■ **Problem**:
Retype each entry below, keeping every character the same.

##### Dataset records

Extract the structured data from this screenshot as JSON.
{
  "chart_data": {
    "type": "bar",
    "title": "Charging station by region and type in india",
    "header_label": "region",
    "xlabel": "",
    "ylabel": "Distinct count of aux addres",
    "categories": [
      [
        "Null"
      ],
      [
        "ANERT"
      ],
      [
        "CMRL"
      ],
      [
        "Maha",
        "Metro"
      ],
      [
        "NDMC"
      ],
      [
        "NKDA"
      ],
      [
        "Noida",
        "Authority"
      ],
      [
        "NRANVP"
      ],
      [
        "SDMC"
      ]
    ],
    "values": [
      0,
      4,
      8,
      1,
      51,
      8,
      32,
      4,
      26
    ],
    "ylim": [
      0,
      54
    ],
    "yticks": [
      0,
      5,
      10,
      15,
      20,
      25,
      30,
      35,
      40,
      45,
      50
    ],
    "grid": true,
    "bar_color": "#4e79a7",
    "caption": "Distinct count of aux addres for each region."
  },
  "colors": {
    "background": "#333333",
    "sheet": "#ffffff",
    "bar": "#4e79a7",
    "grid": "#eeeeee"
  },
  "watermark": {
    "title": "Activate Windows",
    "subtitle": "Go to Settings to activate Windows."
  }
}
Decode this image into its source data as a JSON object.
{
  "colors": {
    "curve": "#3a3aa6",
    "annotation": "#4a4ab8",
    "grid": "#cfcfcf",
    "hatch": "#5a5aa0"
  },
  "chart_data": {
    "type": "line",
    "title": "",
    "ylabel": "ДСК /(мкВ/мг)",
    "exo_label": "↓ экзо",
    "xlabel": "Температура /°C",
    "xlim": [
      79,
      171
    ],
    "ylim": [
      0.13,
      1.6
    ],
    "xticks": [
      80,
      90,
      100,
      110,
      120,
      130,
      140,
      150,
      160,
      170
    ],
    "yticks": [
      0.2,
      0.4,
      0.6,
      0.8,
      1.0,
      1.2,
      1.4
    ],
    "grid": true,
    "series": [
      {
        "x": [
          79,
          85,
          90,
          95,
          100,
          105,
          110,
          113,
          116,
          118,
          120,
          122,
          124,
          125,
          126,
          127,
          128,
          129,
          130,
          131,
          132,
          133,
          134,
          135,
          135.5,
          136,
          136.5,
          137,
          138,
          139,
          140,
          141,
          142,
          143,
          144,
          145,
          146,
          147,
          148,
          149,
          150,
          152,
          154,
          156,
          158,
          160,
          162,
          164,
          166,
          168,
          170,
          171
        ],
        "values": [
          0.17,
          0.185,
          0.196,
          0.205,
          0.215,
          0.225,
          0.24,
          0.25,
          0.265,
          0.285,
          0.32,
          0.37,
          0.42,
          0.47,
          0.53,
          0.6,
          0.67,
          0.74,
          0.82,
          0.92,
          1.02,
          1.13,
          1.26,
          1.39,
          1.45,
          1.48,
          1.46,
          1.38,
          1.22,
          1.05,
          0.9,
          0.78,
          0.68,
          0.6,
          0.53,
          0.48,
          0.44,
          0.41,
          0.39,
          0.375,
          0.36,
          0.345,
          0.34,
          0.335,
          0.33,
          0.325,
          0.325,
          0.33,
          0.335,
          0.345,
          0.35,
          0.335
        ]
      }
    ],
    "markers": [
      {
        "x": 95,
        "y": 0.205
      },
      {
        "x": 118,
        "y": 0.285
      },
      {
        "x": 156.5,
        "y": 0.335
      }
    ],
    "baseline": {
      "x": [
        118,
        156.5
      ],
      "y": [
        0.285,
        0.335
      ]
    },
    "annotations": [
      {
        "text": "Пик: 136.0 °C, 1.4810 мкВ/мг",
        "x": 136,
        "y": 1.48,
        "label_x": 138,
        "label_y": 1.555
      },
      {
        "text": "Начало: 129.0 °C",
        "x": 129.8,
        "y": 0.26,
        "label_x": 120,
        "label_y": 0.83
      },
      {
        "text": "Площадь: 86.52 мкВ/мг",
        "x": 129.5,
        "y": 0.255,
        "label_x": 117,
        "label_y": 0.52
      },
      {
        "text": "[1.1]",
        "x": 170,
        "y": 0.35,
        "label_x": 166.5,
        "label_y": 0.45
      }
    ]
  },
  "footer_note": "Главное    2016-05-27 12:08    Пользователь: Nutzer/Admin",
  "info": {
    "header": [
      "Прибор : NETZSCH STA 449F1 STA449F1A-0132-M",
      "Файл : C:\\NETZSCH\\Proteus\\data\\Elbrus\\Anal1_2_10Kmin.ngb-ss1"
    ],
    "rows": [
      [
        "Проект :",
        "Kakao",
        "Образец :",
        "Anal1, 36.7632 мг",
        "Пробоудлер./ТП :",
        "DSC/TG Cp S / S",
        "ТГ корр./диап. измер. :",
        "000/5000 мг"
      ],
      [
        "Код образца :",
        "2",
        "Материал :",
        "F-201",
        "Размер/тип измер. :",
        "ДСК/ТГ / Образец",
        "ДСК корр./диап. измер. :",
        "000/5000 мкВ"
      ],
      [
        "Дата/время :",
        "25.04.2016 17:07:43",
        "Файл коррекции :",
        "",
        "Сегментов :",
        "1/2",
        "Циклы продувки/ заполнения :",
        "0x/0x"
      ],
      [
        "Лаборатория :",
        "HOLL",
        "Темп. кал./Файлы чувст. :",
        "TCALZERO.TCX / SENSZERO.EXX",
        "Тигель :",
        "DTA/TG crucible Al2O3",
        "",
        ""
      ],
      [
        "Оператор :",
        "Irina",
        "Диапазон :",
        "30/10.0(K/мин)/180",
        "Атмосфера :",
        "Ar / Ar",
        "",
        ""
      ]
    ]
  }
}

##########

■ **The output**:
Extract the structured data from this screenshot as JSON.
{
  "chart_data": {
    "type": "bar",
    "title": "Charging station by region and type in india",
    "header_label": "region",
    "xlabel": "",
    "ylabel": "Distinct count of aux addres",
    "categories": [
      [
        "Null"
      ],
      [
        "ANERT"
      ],
      [
        "CMRL"
      ],
      [
        "Maha",
        "Metro"
      ],
      [
        "NDMC"
      ],
      [
        "NKDA"
      ],
      [
        "Noida",
        "Authority"
      ],
      [
        "NRANVP"
      ],
      [
        "SDMC"
      ]
    ],
    "values": [
      0,
      4,
      8,
      1,
      51,
      8,
      32,
      4,
      26
    ],
    "ylim": [
      0,
      54
    ],
    "yticks": [
      0,
      5,
      10,
      15,
      20,
      25,
      30,
      35,
      40,
      45,
      50
    ],
    "grid": true,
    "bar_color": "#4e79a7",
    "caption": "Distinct count of aux addres for each region."
  },
  "colors": {
    "background": "#333333",
    "sheet": "#ffffff",
    "bar": "#4e79a7",
    "grid": "#eeeeee"
  },
  "watermark": {
    "title": "Activate Windows",
    "subtitle": "Go to Settings to activate Windows."
  }
}
Decode this image into its source data as a JSON object.
{
  "colors": {
    "curve": "#3a3aa6",
    "annotation": "#4a4ab8",
    "grid": "#cfcfcf",
    "hatch": "#5a5aa0"
  },
  "chart_data": {
    "type": "line",
    "title": "",
    "ylabel": "ДСК /(мкВ/мг)",
    "exo_label": "↓ экзо",
    "xlabel": "Температура /°C",
    "xlim": [
      79,
      171
    ],
    "ylim": [
      0.13,
      1.6
    ],
    "xticks": [
      80,
      90,
      100,
      110,
      120,
      130,
      140,
      150,
      160,
      170
    ],
    "yticks": [
      0.2,
      0.4,
      0.6,
      0.8,
      1.0,
      1.2,
      1.4
    ],
    "grid": true,
    "series": [
      {
        "x": [
          79,
          85,
          90,
          95,
          100,
          105,
          110,
          113,
          116,
          118,
          120,
          122,
          124,
          125,
          126,
          127,
          128,
          129,
          130,
          131,
          132,
          133,
          134,
          135,
          135.5,
          136,
          136.5,
          137,
          138,
          139,
          140,
          141,
          142,
          143,
          144,
          145,
          146,
          147,
          148,
          149,
          150,
          152,
          154,
          156,
          158,
          160,
          162,
          164,
          166,
          168,
          170,
          171
        ],
        "values": [
          0.17,
          0.185,
          0.196,
          0.205,
          0.215,
          0.225,
          0.24,
          0.25,
          0.265,
          0.285,
          0.32,
          0.37,
          0.42,
          0.47,
          0.53,
          0.6,
          0.67,
          0.74,
          0.82,
          0.92,
          1.02,
          1.13,
          1.26,
          1.39,
          1.45,
          1.48,
          1.46,
          1.38,
          1.22,
          1.05,
          0.9,
          0.78,
          0.68,
          0.6,
          0.53,
          0.48,
          0.44,
          0.41,
          0.39,
          0.375,
          0.36,
          0.345,
          0.34,
          0.335,
          0.33,
          0.325,
          0.325,
          0.33,
          0.335,
          0.345,
          0.35,
          0.335
        ]
      }
    ],
    "markers": [
      {
        "x": 95,
        "y": 0.205
      },
      {
        "x": 118,
        "y": 0.285
      },
      {
        "x": 156.5,
        "y": 0.335
      }
    ],
    "baseline": {
      "x": [
        118,
        156.5
      ],
      "y": [
        0.285,
        0.335
      ]
    },
    "annotations": [
      {
        "text": "Пик: 136.0 °C, 1.4810 мкВ/мг",
        "x": 136,
        "y": 1.48,
        "label_x": 138,
        "label_y": 1.555
      },
      {
        "text": "Начало: 129.0 °C",
        "x": 129.8,
        "y": 0.26,
        "label_x": 120,
        "label_y": 0.83
      },
      {
        "text": "Площадь: 86.52 мкВ/мг",
        "x": 129.5,
        "y": 0.255,
        "label_x": 117,
        "label_y": 0.52
      },
      {
        "text": "[1.1]",
        "x": 170,
        "y": 0.35,
        "label_x": 166.5,
        "label_y": 0.45
      }
    ]
  },
  "footer_note": "Главное    2016-05-27 12:08    Пользователь: Nutzer/Admin",
  "info": {
    "header": [
      "Прибор : NETZSCH STA 449F1 STA449F1A-0132-M",
      "Файл : C:\\NETZSCH\\Proteus\\data\\Elbrus\\Anal1_2_10Kmin.ngb-ss1"
    ],
    "rows": [
      [
        "Проект :",
        "Kakao",
        "Образец :",
        "Anal1, 36.7632 мг",
        "Пробоудлер./ТП :",
        "DSC/TG Cp S / S",
        "ТГ корр./диап. измер. :",
        "000/5000 мг"
      ],
      [
        "Код образца :",
        "2",
        "Материал :",
        "F-201",
        "Размер/тип измер. :",
        "ДСК/ТГ / Образец",
        "ДСК корр./диап. измер. :",
        "000/5000 мкВ"
      ],
      [
        "Дата/время :",
        "25.04.2016 17:07:43",
        "Файл коррекции :",
        "",
        "Сегментов :",
        "1/2",
        "Циклы продувки/ заполнения :",
        "0x/0x"
      ],
      [
        "Лаборатория :",
        "HOLL",
        "Темп. кал./Файлы чувст. :",
        "TCALZERO.TCX / SENSZERO.EXX",
        "Тигель :",
        "DTA/TG crucible Al2O3",
        "",
        ""
      ],
      [
        "Оператор :",
        "Irina",
        "Диапазон :",
        "30/10.0(K/мин)/180",
        "Атмосфера :",
        "Ar / Ar",
        "",
        ""
      ]
    ]
  }
}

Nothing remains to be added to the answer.